Aim of the exercise: Leave the pictures out. Return all other data exactly.
### Material shown
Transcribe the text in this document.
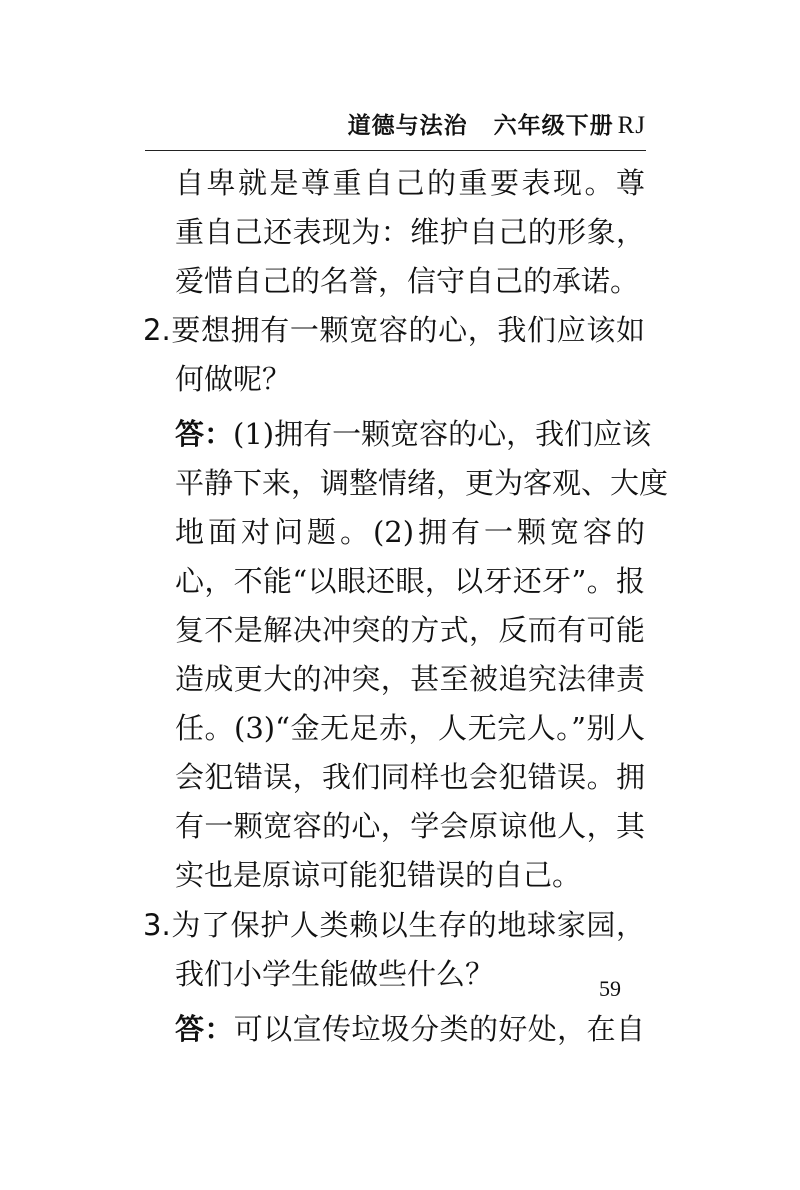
道德与法治 六年级下册 RJ
自卑就是尊重自己的重要表现。尊
重自己还表现为：维护自己的形象，
爱惜自己的名誉，信守自己的承诺。
2.要想拥有一颗宽容的心，我们应该如
何做呢？
答：(1)拥有一颗宽容的心，我们应该
平静下来，调整情绪，更为客观、大度
地面对问题。(2)拥有一颗宽容的
心，不能“以眼还眼，以牙还牙”。报
复不是解决冲突的方式，反而有可能
造成更大的冲突，甚至被追究法律责
任。(3)“金无足赤，人无完人。”别人
会犯错误，我们同样也会犯错误。拥
有一颗宽容的心，学会原谅他人，其
实也是原谅可能犯错误的自己。
3.为了保护人类赖以生存的地球家园，
我们小学生能做些什么？
答：可以宣传垃圾分类的好处，在自
59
######
Response:
Transcribe the text in this document.
道德与法治 六年级下册 RJ
自卑就是尊重自己的重要表现。尊
重自己还表现为：维护自己的形象，
爱惜自己的名誉，信守自己的承诺。
2.要想拥有一颗宽容的心，我们应该如
何做呢？
答：(1)拥有一颗宽容的心，我们应该
平静下来，调整情绪，更为客观、大度
地面对问题。(2)拥有一颗宽容的
心，不能“以眼还眼，以牙还牙”。报
复不是解决冲突的方式，反而有可能
造成更大的冲突，甚至被追究法律责
任。(3)“金无足赤，人无完人。”别人
会犯错误，我们同样也会犯错误。拥
有一颗宽容的心，学会原谅他人，其
实也是原谅可能犯错误的自己。
3.为了保护人类赖以生存的地球家园，
我们小学生能做些什么？
答：可以宣传垃圾分类的好处，在自
59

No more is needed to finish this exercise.